■ The task ■
Transcribe all of the data exactly. Omit the pictures.

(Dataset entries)
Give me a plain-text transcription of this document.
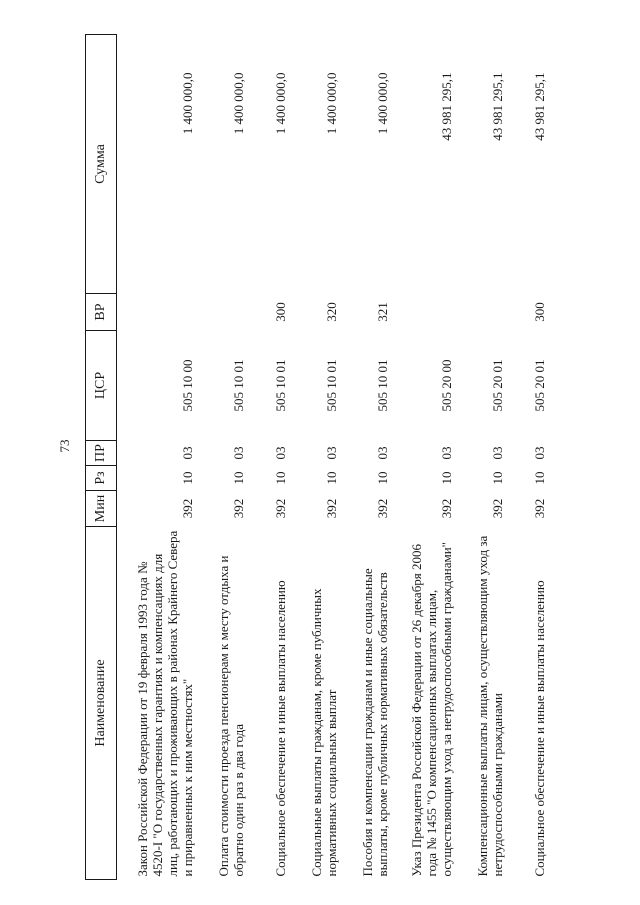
73
Наименование	Мин	Рз	ПР	ЦСР	ВР	Сумма
Закон Российской Федерации от 19 февраля 1993 года № 4520-I "О государственных гарантиях и компенсациях для лиц, работающих и проживающих в районах Крайнего Севера и приравненных к ним местностях"	392	10	03	505 10 00		1 400 000,0
Оплата стоимости проезда пенсионерам к месту отдыха и обратно один раз в два года	392	10	03	505 10 01		1 400 000,0
Социальное обеспечение и иные выплаты населению	392	10	03	505 10 01	300	1 400 000,0
Социальные выплаты гражданам, кроме публичных нормативных социальных выплат	392	10	03	505 10 01	320	1 400 000,0
Пособия и компенсации гражданам и иные социальные выплаты, кроме публичных нормативных обязательств	392	10	03	505 10 01	321	1 400 000,0
Указ Президента Российской Федерации от 26 декабря 2006 года № 1455 "О компенсационных выплатах лицам, осуществляющим уход за нетрудоспособными гражданами"	392	10	03	505 20 00		43 981 295,1
Компенсационные выплаты лицам, осуществляющим уход за нетрудоспособными гражданами	392	10	03	505 20 01		43 981 295,1
Социальное обеспечение и иные выплаты населению	392	10	03	505 20 01	300	43 981 295,1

■ Solution for this problem ■
Give me a plain-text transcription of this document.
73
Наименование	Мин	Рз	ПР	ЦСР	ВР	Сумма
Закон Российской Федерации от 19 февраля 1993 года № 4520-I "О государственных гарантиях и компенсациях для лиц, работающих и проживающих в районах Крайнего Севера и приравненных к ним местностях"	392	10	03	505 10 00		1 400 000,0
Оплата стоимости проезда пенсионерам к месту отдыха и обратно один раз в два года	392	10	03	505 10 01		1 400 000,0
Социальное обеспечение и иные выплаты населению	392	10	03	505 10 01	300	1 400 000,0
Социальные выплаты гражданам, кроме публичных нормативных социальных выплат	392	10	03	505 10 01	320	1 400 000,0
Пособия и компенсации гражданам и иные социальные выплаты, кроме публичных нормативных обязательств	392	10	03	505 10 01	321	1 400 000,0
Указ Президента Российской Федерации от 26 декабря 2006 года № 1455 "О компенсационных выплатах лицам, осуществляющим уход за нетрудоспособными гражданами"	392	10	03	505 20 00		43 981 295,1
Компенсационные выплаты лицам, осуществляющим уход за нетрудоспособными гражданами	392	10	03	505 20 01		43 981 295,1
Социальное обеспечение и иные выплаты населению	392	10	03	505 20 01	300	43 981 295,1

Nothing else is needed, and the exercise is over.